*** Exercise materials

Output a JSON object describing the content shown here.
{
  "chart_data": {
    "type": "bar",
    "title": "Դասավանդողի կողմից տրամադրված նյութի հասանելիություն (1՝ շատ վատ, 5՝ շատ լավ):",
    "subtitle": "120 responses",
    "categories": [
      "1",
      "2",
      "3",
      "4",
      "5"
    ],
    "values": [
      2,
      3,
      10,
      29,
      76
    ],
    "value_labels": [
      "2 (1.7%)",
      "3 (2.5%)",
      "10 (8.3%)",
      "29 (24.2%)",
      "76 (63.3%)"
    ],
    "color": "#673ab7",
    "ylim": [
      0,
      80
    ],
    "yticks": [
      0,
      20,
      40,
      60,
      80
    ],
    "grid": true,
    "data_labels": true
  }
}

******
*** Exercise materials

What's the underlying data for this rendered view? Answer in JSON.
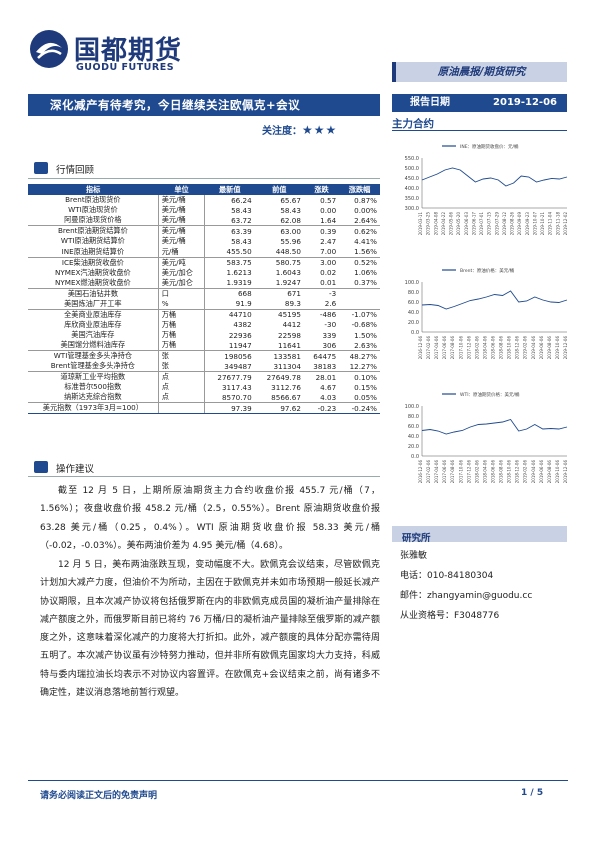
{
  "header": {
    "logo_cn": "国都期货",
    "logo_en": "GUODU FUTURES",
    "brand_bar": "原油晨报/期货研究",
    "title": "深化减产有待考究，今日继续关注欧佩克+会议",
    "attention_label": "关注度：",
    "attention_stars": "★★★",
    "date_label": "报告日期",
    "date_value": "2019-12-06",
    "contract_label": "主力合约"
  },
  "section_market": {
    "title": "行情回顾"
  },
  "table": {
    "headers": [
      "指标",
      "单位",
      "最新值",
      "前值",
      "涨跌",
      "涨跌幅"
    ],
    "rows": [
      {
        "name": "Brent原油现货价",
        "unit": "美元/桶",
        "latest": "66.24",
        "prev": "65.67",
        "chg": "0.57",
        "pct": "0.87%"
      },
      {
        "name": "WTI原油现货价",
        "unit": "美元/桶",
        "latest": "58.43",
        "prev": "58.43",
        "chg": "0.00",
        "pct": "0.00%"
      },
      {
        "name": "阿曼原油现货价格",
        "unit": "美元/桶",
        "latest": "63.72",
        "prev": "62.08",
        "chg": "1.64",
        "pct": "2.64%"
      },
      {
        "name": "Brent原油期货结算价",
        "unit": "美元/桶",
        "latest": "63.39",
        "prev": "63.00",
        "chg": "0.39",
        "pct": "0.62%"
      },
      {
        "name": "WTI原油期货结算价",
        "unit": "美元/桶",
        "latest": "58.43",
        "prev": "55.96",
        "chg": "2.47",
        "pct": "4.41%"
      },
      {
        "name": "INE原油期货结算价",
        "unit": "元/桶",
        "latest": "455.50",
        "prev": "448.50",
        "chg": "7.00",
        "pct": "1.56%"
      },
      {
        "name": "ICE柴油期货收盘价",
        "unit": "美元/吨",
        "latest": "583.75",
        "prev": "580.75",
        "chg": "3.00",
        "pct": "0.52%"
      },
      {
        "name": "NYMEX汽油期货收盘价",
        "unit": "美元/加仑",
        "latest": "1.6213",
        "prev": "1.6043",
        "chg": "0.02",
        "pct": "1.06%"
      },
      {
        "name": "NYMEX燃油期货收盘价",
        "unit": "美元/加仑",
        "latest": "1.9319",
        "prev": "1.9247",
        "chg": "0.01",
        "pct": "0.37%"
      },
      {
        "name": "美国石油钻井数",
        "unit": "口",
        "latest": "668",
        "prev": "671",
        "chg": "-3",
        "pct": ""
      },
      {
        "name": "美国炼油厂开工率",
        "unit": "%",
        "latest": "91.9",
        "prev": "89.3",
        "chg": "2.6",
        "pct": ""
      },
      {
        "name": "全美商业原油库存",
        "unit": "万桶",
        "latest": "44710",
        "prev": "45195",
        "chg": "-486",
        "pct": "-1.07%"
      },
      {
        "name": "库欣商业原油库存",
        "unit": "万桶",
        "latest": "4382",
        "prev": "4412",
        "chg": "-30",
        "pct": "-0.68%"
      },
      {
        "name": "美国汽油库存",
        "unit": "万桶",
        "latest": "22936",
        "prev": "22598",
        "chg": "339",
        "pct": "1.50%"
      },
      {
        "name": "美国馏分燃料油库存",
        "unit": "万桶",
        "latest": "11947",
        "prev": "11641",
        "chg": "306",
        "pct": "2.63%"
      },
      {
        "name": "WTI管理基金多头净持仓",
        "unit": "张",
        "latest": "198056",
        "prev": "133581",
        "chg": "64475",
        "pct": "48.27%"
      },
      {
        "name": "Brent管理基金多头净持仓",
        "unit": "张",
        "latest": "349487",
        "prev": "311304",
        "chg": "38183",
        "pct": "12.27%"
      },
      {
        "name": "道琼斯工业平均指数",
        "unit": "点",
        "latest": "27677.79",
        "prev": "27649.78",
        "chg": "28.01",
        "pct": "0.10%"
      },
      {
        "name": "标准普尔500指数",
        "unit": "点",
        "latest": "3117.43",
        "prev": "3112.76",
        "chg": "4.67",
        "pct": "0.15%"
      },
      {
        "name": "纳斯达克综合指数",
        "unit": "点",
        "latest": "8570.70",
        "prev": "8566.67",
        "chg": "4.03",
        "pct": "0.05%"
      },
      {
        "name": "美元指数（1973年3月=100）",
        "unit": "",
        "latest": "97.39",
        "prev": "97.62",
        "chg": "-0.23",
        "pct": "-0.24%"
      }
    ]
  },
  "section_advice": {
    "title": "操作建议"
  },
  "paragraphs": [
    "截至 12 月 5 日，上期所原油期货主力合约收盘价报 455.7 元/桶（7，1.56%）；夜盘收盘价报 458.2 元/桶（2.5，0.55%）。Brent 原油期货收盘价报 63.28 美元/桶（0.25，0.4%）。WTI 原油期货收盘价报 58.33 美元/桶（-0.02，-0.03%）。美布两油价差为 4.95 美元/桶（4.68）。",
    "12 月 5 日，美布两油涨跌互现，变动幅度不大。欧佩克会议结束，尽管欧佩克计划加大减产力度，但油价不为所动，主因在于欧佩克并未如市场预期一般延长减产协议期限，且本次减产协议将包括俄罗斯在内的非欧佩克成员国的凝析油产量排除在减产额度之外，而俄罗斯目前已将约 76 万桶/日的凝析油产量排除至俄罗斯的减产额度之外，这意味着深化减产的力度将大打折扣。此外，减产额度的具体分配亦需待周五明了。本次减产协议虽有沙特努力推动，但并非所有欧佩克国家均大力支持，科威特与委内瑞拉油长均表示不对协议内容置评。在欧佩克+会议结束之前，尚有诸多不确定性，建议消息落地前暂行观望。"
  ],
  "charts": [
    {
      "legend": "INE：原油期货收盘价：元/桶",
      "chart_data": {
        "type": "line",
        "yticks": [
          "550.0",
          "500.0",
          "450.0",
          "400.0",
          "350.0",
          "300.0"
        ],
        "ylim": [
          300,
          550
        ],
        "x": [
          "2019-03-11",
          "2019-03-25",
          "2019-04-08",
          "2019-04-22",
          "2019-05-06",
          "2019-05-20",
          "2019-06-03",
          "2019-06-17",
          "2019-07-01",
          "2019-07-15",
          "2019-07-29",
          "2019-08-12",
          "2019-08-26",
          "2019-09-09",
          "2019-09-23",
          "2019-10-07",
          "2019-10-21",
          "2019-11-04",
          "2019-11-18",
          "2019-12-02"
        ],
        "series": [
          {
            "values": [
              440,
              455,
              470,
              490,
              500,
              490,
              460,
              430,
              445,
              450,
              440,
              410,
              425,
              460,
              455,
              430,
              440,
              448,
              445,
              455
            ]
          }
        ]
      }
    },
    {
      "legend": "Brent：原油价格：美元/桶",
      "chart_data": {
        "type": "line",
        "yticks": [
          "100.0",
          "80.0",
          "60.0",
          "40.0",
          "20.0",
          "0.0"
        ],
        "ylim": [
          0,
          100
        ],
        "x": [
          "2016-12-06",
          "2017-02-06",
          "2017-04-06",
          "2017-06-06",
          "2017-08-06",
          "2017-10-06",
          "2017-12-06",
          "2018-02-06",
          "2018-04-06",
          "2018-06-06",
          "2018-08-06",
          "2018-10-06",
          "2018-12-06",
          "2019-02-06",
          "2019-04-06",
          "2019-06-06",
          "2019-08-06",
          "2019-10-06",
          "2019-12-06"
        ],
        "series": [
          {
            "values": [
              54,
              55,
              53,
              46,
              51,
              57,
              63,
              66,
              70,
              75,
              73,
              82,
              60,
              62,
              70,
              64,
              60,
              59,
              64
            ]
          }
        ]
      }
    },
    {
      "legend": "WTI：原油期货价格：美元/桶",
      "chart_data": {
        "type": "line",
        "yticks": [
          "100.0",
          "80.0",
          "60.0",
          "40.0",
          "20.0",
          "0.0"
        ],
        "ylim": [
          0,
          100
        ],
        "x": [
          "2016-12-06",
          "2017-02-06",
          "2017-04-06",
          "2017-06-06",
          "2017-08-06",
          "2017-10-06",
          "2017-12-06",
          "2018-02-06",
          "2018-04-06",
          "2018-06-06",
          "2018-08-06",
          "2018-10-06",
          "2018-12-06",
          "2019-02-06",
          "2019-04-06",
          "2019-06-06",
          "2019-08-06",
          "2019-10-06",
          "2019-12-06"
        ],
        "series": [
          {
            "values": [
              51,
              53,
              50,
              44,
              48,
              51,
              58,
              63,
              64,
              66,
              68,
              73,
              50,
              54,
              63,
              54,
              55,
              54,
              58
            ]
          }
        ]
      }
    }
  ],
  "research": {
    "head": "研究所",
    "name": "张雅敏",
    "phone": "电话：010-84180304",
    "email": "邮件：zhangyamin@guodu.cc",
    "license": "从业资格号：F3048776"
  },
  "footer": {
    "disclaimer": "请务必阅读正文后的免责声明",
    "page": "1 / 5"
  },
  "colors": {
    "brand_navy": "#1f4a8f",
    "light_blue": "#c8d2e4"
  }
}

******

**Problem to work on**: Search the data for "legend". Copy every matching line.

**Final result**:
      "legend": "INE：原油期货收盘价：元/桶",
      "legend": "Brent：原油价格：美元/桶",
      "legend": "WTI：原油期货价格：美元/桶",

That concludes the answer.